[Problem description] Copy every entry word for word. Skip the pictures.
================================
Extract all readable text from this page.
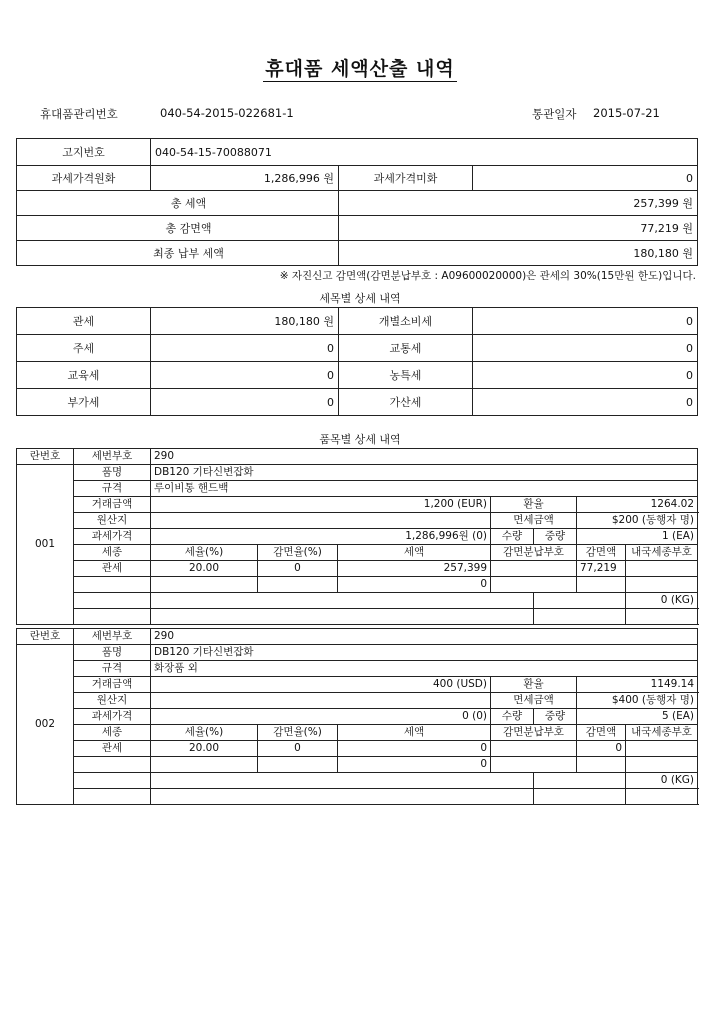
휴대품 세액산출 내역
휴대품관리번호	040-54-2015-022681-1	통관일자 2015-07-21
고지번호	040-54-15-70088071		
과세가격원화	1,286,996 원	과세가격미화	0
총 세액		257,399 원	
총 감면액		77,219 원	
최종 납부 세액		180,180 원	
※ 자진신고 감면액(감면분납부호 : A09600020000)은 관세의 30%(15만원 한도)입니다.
세목별 상세 내역
관세	180,180 원	개별소비세	0
주세	0	교통세	0
교육세	0	농특세	0
부가세	0	가산세	0
품목별 상세 내역
란번호	세번부호	290							
001	품명	DB120 기타신변잡화							
	규격	루이비통 핸드백							
	거래금액	1,200 (EUR)			환율		1264.02		
	원산지				면세금액		$200 (동행자 명)		
	과세가격	1,286,996원 (0)			수량	중량	1 (EA)	
	세종	세율(%)	감면율(%)	세액	감면분납부호		감면액	내국세종부호	
	관세	20.00	0	257,399			77,219		
				0					
								0 (KG)	

란번호	세번부호	290							
002	품명	DB120 기타신변잡화							
	규격	화장품 외							
	거래금액	400 (USD)			환율		1149.14		
	원산지				면세금액		$400 (동행자 명)		
	과세가격	0 (0)			수량	중량	5 (EA)	
	세종	세율(%)	감면율(%)	세액	감면분납부호		감면액	내국세종부호	
	관세	20.00	0	0			0		
				0					
								0 (KG)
================================
[Response]
Extract all readable text from this page.
휴대품 세액산출 내역
휴대품관리번호	040-54-2015-022681-1	통관일자 2015-07-21
고지번호	040-54-15-70088071		
과세가격원화	1,286,996 원	과세가격미화	0
총 세액		257,399 원	
총 감면액		77,219 원	
최종 납부 세액		180,180 원	
※ 자진신고 감면액(감면분납부호 : A09600020000)은 관세의 30%(15만원 한도)입니다.
세목별 상세 내역
관세	180,180 원	개별소비세	0
주세	0	교통세	0
교육세	0	농특세	0
부가세	0	가산세	0
품목별 상세 내역
란번호	세번부호	290							
001	품명	DB120 기타신변잡화							
	규격	루이비통 핸드백							
	거래금액	1,200 (EUR)			환율		1264.02		
	원산지				면세금액		$200 (동행자 명)		
	과세가격	1,286,996원 (0)			수량	중량	1 (EA)	
	세종	세율(%)	감면율(%)	세액	감면분납부호		감면액	내국세종부호	
	관세	20.00	0	257,399			77,219		
				0					
								0 (KG)	

란번호	세번부호	290							
002	품명	DB120 기타신변잡화							
	규격	화장품 외							
	거래금액	400 (USD)			환율		1149.14		
	원산지				면세금액		$400 (동행자 명)		
	과세가격	0 (0)			수량	중량	5 (EA)	
	세종	세율(%)	감면율(%)	세액	감면분납부호		감면액	내국세종부호	
	관세	20.00	0	0			0		
				0					
								0 (KG)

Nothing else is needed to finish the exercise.